══ Task inputs ══

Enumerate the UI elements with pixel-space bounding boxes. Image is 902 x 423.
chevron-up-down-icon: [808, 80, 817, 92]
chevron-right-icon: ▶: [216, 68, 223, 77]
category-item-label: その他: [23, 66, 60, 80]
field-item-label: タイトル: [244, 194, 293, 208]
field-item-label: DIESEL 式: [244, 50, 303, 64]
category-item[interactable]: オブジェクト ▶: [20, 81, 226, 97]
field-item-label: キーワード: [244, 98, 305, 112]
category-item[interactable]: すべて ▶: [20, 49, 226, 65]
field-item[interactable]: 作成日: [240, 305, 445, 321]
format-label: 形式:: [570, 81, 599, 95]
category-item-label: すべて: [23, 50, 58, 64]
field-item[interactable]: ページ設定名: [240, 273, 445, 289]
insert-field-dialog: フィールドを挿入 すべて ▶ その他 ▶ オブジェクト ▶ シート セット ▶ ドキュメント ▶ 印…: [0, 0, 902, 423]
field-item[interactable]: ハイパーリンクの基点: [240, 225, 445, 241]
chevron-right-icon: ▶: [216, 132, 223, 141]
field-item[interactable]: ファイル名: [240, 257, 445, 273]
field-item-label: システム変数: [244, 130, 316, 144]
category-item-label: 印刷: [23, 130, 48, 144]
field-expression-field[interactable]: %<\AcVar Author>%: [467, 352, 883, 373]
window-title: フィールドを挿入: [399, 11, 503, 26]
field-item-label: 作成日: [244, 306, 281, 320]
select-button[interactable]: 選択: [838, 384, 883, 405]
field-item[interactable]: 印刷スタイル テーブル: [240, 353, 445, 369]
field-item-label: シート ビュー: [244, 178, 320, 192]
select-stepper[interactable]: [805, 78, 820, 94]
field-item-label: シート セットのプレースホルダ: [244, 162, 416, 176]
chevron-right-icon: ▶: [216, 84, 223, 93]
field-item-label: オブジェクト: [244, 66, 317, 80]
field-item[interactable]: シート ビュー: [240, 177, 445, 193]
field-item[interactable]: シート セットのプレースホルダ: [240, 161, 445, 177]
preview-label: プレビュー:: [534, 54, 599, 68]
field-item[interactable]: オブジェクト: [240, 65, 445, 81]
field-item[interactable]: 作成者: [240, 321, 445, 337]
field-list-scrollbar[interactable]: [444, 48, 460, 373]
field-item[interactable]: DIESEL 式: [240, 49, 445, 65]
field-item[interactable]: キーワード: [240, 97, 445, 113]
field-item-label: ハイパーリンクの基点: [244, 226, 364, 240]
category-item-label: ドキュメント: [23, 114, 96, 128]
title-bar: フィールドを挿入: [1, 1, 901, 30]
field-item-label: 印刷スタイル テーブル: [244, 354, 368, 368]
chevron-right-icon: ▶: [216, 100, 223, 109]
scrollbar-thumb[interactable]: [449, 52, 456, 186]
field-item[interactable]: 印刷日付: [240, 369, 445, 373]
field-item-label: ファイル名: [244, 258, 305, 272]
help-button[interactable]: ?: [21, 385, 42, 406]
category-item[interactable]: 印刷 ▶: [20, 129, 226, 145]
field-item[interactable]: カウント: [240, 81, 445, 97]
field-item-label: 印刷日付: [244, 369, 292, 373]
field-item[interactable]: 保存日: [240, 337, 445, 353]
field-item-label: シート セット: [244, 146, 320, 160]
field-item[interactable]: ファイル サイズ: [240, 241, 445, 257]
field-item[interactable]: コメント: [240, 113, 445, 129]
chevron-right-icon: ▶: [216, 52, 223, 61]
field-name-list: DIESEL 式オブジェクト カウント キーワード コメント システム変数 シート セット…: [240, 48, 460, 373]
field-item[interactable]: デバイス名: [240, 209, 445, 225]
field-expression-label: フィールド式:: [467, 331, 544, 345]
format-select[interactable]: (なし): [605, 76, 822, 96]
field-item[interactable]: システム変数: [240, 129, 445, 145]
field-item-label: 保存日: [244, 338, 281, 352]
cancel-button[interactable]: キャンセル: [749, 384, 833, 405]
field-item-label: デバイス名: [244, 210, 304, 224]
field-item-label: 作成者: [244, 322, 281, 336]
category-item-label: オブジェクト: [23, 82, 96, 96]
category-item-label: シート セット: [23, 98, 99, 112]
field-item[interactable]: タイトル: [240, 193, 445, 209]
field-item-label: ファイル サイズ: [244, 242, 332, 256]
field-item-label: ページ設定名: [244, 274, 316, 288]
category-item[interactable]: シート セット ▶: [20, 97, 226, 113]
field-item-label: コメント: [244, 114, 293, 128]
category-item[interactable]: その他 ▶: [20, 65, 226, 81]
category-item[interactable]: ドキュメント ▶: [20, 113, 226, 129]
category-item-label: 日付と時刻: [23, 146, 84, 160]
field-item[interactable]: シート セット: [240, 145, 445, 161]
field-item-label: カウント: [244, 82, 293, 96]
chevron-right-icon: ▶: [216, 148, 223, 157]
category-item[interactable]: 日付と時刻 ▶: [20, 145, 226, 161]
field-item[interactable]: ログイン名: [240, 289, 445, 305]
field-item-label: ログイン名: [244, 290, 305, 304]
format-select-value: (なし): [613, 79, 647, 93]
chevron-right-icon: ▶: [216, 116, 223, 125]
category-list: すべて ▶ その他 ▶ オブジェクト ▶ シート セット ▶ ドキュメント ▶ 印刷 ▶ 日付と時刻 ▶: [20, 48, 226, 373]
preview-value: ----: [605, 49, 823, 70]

═══

## Problem details
Copy every line of the listing above with no changes.

## Expected output
Enumerate the UI elements with pixel-space bounding boxes. Image is 902 x 423.
chevron-up-down-icon: [808, 80, 817, 92]
chevron-right-icon: ▶: [216, 68, 223, 77]
category-item-label: その他: [23, 66, 60, 80]
field-item-label: タイトル: [244, 194, 293, 208]
field-item-label: DIESEL 式: [244, 50, 303, 64]
category-item[interactable]: オブジェクト ▶: [20, 81, 226, 97]
field-item-label: キーワード: [244, 98, 305, 112]
category-item[interactable]: すべて ▶: [20, 49, 226, 65]
field-item[interactable]: 作成日: [240, 305, 445, 321]
format-label: 形式:: [570, 81, 599, 95]
category-item-label: すべて: [23, 50, 58, 64]
field-item[interactable]: ページ設定名: [240, 273, 445, 289]
insert-field-dialog: フィールドを挿入 すべて ▶ その他 ▶ オブジェクト ▶ シート セット ▶ ドキュメント ▶ 印…: [0, 0, 902, 423]
field-item[interactable]: ハイパーリンクの基点: [240, 225, 445, 241]
chevron-right-icon: ▶: [216, 132, 223, 141]
field-item[interactable]: ファイル名: [240, 257, 445, 273]
field-item-label: システム変数: [244, 130, 316, 144]
category-item-label: 印刷: [23, 130, 48, 144]
field-expression-field[interactable]: %<\AcVar Author>%: [467, 352, 883, 373]
window-title: フィールドを挿入: [399, 11, 503, 26]
field-item-label: 作成日: [244, 306, 281, 320]
select-button[interactable]: 選択: [838, 384, 883, 405]
field-item[interactable]: 印刷スタイル テーブル: [240, 353, 445, 369]
field-item-label: シート ビュー: [244, 178, 320, 192]
select-stepper[interactable]: [805, 78, 820, 94]
field-item-label: シート セットのプレースホルダ: [244, 162, 416, 176]
chevron-right-icon: ▶: [216, 84, 223, 93]
field-item-label: オブジェクト: [244, 66, 317, 80]
field-item[interactable]: シート ビュー: [240, 177, 445, 193]
field-item[interactable]: シート セットのプレースホルダ: [240, 161, 445, 177]
preview-label: プレビュー:: [534, 54, 599, 68]
field-item[interactable]: オブジェクト: [240, 65, 445, 81]
field-item[interactable]: 作成者: [240, 321, 445, 337]
field-list-scrollbar[interactable]: [444, 48, 460, 373]
field-item[interactable]: DIESEL 式: [240, 49, 445, 65]
field-item[interactable]: キーワード: [240, 97, 445, 113]
field-item-label: ハイパーリンクの基点: [244, 226, 364, 240]
category-item-label: ドキュメント: [23, 114, 96, 128]
title-bar: フィールドを挿入: [1, 1, 901, 30]
field-item-label: 印刷スタイル テーブル: [244, 354, 368, 368]
chevron-right-icon: ▶: [216, 100, 223, 109]
scrollbar-thumb[interactable]: [449, 52, 456, 186]
field-item[interactable]: 印刷日付: [240, 369, 445, 373]
field-item-label: ファイル名: [244, 258, 305, 272]
help-button[interactable]: ?: [21, 385, 42, 406]
category-item[interactable]: 印刷 ▶: [20, 129, 226, 145]
field-item[interactable]: カウント: [240, 81, 445, 97]
field-item-label: 印刷日付: [244, 369, 292, 373]
field-item[interactable]: 保存日: [240, 337, 445, 353]
field-item-label: シート セット: [244, 146, 320, 160]
field-item[interactable]: ファイル サイズ: [240, 241, 445, 257]
field-item[interactable]: コメント: [240, 113, 445, 129]
chevron-right-icon: ▶: [216, 52, 223, 61]
field-name-list: DIESEL 式オブジェクト カウント キーワード コメント システム変数 シート セット…: [240, 48, 460, 373]
field-item[interactable]: デバイス名: [240, 209, 445, 225]
field-expression-label: フィールド式:: [467, 331, 544, 345]
format-select[interactable]: (なし): [605, 76, 822, 96]
field-item[interactable]: システム変数: [240, 129, 445, 145]
field-item-label: 保存日: [244, 338, 281, 352]
cancel-button[interactable]: キャンセル: [749, 384, 833, 405]
field-item-label: デバイス名: [244, 210, 304, 224]
field-item-label: 作成者: [244, 322, 281, 336]
category-item-label: オブジェクト: [23, 82, 96, 96]
category-item-label: シート セット: [23, 98, 99, 112]
field-item[interactable]: タイトル: [240, 193, 445, 209]
field-item-label: ファイル サイズ: [244, 242, 332, 256]
field-item-label: ページ設定名: [244, 274, 316, 288]
category-item[interactable]: シート セット ▶: [20, 97, 226, 113]
field-item-label: コメント: [244, 114, 293, 128]
category-item[interactable]: その他 ▶: [20, 65, 226, 81]
category-item[interactable]: ドキュメント ▶: [20, 113, 226, 129]
category-item-label: 日付と時刻: [23, 146, 84, 160]
field-item[interactable]: シート セット: [240, 145, 445, 161]
field-item-label: カウント: [244, 82, 293, 96]
chevron-right-icon: ▶: [216, 148, 223, 157]
category-item[interactable]: 日付と時刻 ▶: [20, 145, 226, 161]
field-item[interactable]: ログイン名: [240, 289, 445, 305]
field-item-label: ログイン名: [244, 290, 305, 304]
format-select-value: (なし): [613, 79, 647, 93]
chevron-right-icon: ▶: [216, 116, 223, 125]
category-list: すべて ▶ その他 ▶ オブジェクト ▶ シート セット ▶ ドキュメント ▶ 印刷 ▶ 日付と時刻 ▶: [20, 48, 226, 373]
preview-value: ----: [605, 49, 823, 70]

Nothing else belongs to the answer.